Saved data entries
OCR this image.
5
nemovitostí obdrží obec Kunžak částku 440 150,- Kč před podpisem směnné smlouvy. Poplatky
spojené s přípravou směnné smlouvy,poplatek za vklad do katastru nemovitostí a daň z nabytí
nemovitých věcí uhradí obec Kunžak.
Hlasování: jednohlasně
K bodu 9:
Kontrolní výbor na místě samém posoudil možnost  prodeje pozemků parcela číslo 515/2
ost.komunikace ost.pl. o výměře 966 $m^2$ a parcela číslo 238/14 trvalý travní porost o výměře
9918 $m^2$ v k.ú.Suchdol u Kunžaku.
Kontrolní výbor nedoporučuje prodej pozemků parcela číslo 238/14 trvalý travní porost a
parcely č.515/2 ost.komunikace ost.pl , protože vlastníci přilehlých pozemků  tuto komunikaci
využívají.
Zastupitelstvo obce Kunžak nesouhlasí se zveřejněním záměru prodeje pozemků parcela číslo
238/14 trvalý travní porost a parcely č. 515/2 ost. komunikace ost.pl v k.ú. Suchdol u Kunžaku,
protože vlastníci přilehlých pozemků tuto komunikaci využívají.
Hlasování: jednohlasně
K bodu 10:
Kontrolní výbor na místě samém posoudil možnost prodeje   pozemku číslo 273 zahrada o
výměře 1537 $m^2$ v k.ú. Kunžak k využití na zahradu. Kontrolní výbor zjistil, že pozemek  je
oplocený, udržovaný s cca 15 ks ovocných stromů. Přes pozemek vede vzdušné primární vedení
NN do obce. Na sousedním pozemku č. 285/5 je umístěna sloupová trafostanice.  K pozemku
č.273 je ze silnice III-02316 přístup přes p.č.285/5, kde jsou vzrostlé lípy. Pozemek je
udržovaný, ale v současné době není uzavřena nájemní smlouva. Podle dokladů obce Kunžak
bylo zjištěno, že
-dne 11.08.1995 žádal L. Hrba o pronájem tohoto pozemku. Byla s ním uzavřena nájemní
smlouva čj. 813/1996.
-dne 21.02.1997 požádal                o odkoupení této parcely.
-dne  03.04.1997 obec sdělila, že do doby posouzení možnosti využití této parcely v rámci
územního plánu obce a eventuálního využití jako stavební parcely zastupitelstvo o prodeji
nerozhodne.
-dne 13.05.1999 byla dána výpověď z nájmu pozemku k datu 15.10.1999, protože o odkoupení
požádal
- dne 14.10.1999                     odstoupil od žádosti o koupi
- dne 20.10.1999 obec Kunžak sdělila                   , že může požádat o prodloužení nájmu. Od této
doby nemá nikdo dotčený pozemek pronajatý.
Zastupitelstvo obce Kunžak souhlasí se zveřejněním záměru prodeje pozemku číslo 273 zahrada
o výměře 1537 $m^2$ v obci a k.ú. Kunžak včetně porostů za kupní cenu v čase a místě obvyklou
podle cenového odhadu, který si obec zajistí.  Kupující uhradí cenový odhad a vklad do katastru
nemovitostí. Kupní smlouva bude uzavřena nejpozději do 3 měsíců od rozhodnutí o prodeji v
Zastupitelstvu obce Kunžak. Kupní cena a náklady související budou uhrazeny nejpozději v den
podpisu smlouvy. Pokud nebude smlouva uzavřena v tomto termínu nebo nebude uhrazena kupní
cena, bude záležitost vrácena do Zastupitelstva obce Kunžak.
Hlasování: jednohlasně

• **OBJECTIVE**:
Copy out each line of the listing that holds "nájmu".

• **WRITTEN SOLUTION**:
-dne 13.05.1999 byla dána výpověď z nájmu pozemku k datu 15.10.1999, protože o odkoupení
- dne 20.10.1999 obec Kunžak sdělila                   , že může požádat o prodloužení nájmu. Od této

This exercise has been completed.